▸ Work to do: Transcribe the listing exactly, leaving out every picture.
--- Begin Data for this exercise ---
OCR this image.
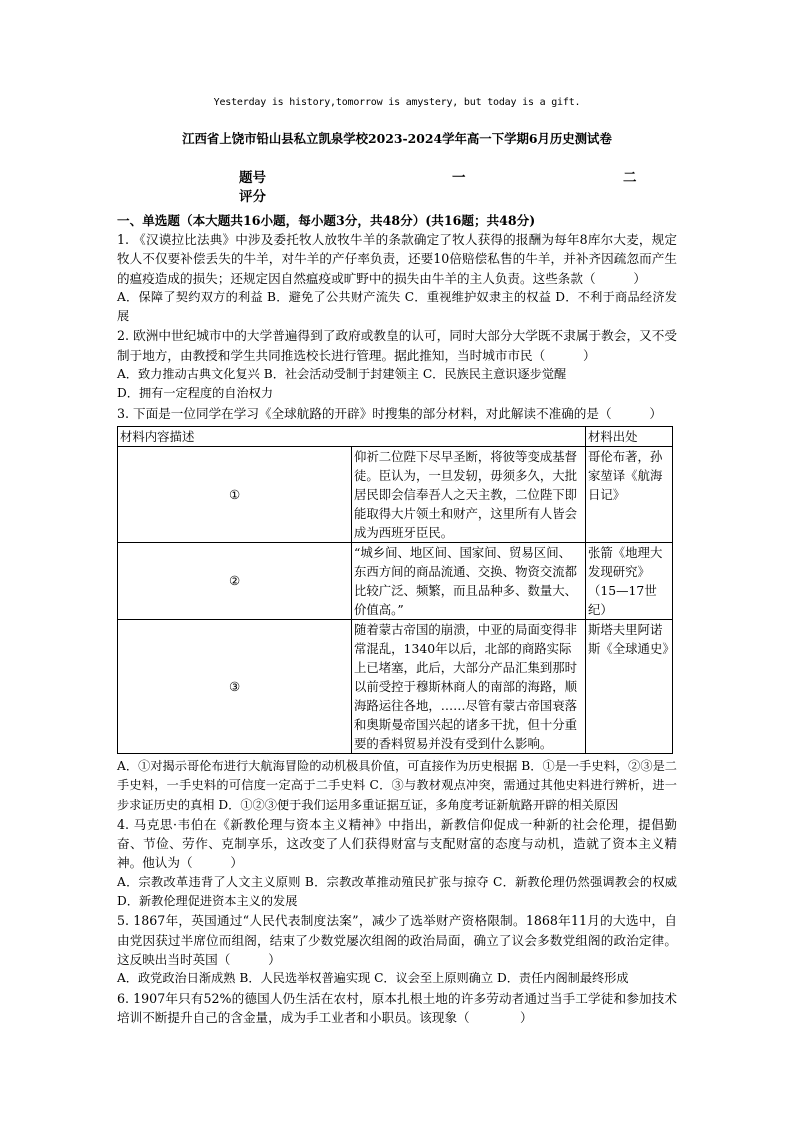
Yesterday is history,tomorrow is amystery, but today is a gift.
江西省上饶市铅山县私立凯泉学校2023-2024学年高一下学期6月历史测试卷
题号	一	二
评分
一、单选题（本大题共16小题，每小题3分，共48分）(共16题；共48分)

1. 《汉谟拉比法典》中涉及委托牧人放牧牛羊的条款确定了牧人获得的报酬为每年8库尔大麦，规定牧人不仅要补偿丢失的牛羊，对牛羊的产仔率负责，还要10倍赔偿私售的牛羊，并补齐因疏忽而产生的瘟疫造成的损失；还规定因自然瘟疫或旷野中的损失由牛羊的主人负责。这些条款（　　　）

A．保障了契约双方的利益 B．避免了公共财产流失 C．重视维护奴隶主的权益 D．不利于商品经济发展

2. 欧洲中世纪城市中的大学普遍得到了政府或教皇的认可，同时大部分大学既不隶属于教会，又不受制于地方，由教授和学生共同推选校长进行管理。据此推知，当时城市市民（　　　）

A．致力推动古典文化复兴 B．社会活动受制于封建领主 C．民族民主意识逐步觉醒

D．拥有一定程度的自治权力

3. 下面是一位同学在学习《全球航路的开辟》时搜集的部分材料，对此解读不准确的是（　　　）

材料内容描述		材料出处
①	仰祈二位陛下尽早圣断，将彼等变成基督徒。臣认为，一旦发轫，毋须多久，大批居民即会信奉吾人之天主教，二位陛下即能取得大片领土和财产，这里所有人皆会成为西班牙臣民。	哥伦布著，孙家堃译《航海日记》
②	“城乡间、地区间、国家间、贸易区间、东西方间的商品流通、交换、物资交流都比较广泛、频繁，而且品种多、数量大、价值高。”	张箭《地理大发现研究》（15—17世纪）
③	随着蒙古帝国的崩溃，中亚的局面变得非常混乱，1340年以后，北部的商路实际上已堵塞，此后，大部分产品汇集到那时以前受控于穆斯林商人的南部的海路，顺海路运往各地，……尽管有蒙古帝国衰落和奥斯曼帝国兴起的诸多干扰，但十分重要的香料贸易并没有受到什么影响。	斯塔夫里阿诺斯《全球通史》

A．①对揭示哥伦布进行大航海冒险的动机极具价值，可直接作为历史根据 B．①是一手史料，②③是二手史料，一手史料的可信度一定高于二手史料 C．③与教材观点冲突，需通过其他史料进行辨析，进一步求证历史的真相 D．①②③便于我们运用多重证据互证，多角度考证新航路开辟的相关原因

4. 马克思·韦伯在《新教伦理与资本主义精神》中指出，新教信仰促成一种新的社会伦理，提倡勤奋、节俭、劳作、克制享乐，这改变了人们获得财富与支配财富的态度与动机，造就了资本主义精神。他认为（　　　）

A．宗教改革违背了人文主义原则 B．宗教改革推动殖民扩张与掠夺 C．新教伦理仍然强调教会的权威 D．新教伦理促进资本主义的发展

5. 1867年，英国通过“人民代表制度法案”，减少了选举财产资格限制。1868年11月的大选中，自由党因获过半席位而组阁，结束了少数党屡次组阁的政治局面，确立了议会多数党组阁的政治定律。这反映出当时英国（　　　）

A．政党政治日渐成熟 B．人民选举权普遍实现 C．议会至上原则确立 D．责任内阁制最终形成

6. 1907年只有52%的德国人仍生活在农村，原本扎根土地的许多劳动者通过当手工学徒和参加技术培训不断提升自己的含金量，成为手工业者和小职员。该现象（　　　　）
--- End Data for this exercise ---
▸ Full answer:
OCR this image.
Yesterday is history,tomorrow is amystery, but today is a gift.
江西省上饶市铅山县私立凯泉学校2023-2024学年高一下学期6月历史测试卷
题号	一	二
评分
一、单选题（本大题共16小题，每小题3分，共48分）(共16题；共48分)

1. 《汉谟拉比法典》中涉及委托牧人放牧牛羊的条款确定了牧人获得的报酬为每年8库尔大麦，规定牧人不仅要补偿丢失的牛羊，对牛羊的产仔率负责，还要10倍赔偿私售的牛羊，并补齐因疏忽而产生的瘟疫造成的损失；还规定因自然瘟疫或旷野中的损失由牛羊的主人负责。这些条款（　　　）

A．保障了契约双方的利益 B．避免了公共财产流失 C．重视维护奴隶主的权益 D．不利于商品经济发展

2. 欧洲中世纪城市中的大学普遍得到了政府或教皇的认可，同时大部分大学既不隶属于教会，又不受制于地方，由教授和学生共同推选校长进行管理。据此推知，当时城市市民（　　　）

A．致力推动古典文化复兴 B．社会活动受制于封建领主 C．民族民主意识逐步觉醒

D．拥有一定程度的自治权力

3. 下面是一位同学在学习《全球航路的开辟》时搜集的部分材料，对此解读不准确的是（　　　）

材料内容描述		材料出处
①	仰祈二位陛下尽早圣断，将彼等变成基督徒。臣认为，一旦发轫，毋须多久，大批居民即会信奉吾人之天主教，二位陛下即能取得大片领土和财产，这里所有人皆会成为西班牙臣民。	哥伦布著，孙家堃译《航海日记》
②	“城乡间、地区间、国家间、贸易区间、东西方间的商品流通、交换、物资交流都比较广泛、频繁，而且品种多、数量大、价值高。”	张箭《地理大发现研究》（15—17世纪）
③	随着蒙古帝国的崩溃，中亚的局面变得非常混乱，1340年以后，北部的商路实际上已堵塞，此后，大部分产品汇集到那时以前受控于穆斯林商人的南部的海路，顺海路运往各地，……尽管有蒙古帝国衰落和奥斯曼帝国兴起的诸多干扰，但十分重要的香料贸易并没有受到什么影响。	斯塔夫里阿诺斯《全球通史》

A．①对揭示哥伦布进行大航海冒险的动机极具价值，可直接作为历史根据 B．①是一手史料，②③是二手史料，一手史料的可信度一定高于二手史料 C．③与教材观点冲突，需通过其他史料进行辨析，进一步求证历史的真相 D．①②③便于我们运用多重证据互证，多角度考证新航路开辟的相关原因

4. 马克思·韦伯在《新教伦理与资本主义精神》中指出，新教信仰促成一种新的社会伦理，提倡勤奋、节俭、劳作、克制享乐，这改变了人们获得财富与支配财富的态度与动机，造就了资本主义精神。他认为（　　　）

A．宗教改革违背了人文主义原则 B．宗教改革推动殖民扩张与掠夺 C．新教伦理仍然强调教会的权威 D．新教伦理促进资本主义的发展

5. 1867年，英国通过“人民代表制度法案”，减少了选举财产资格限制。1868年11月的大选中，自由党因获过半席位而组阁，结束了少数党屡次组阁的政治局面，确立了议会多数党组阁的政治定律。这反映出当时英国（　　　）

A．政党政治日渐成熟 B．人民选举权普遍实现 C．议会至上原则确立 D．责任内阁制最终形成

6. 1907年只有52%的德国人仍生活在农村，原本扎根土地的许多劳动者通过当手工学徒和参加技术培训不断提升自己的含金量，成为手工业者和小职员。该现象（　　　　）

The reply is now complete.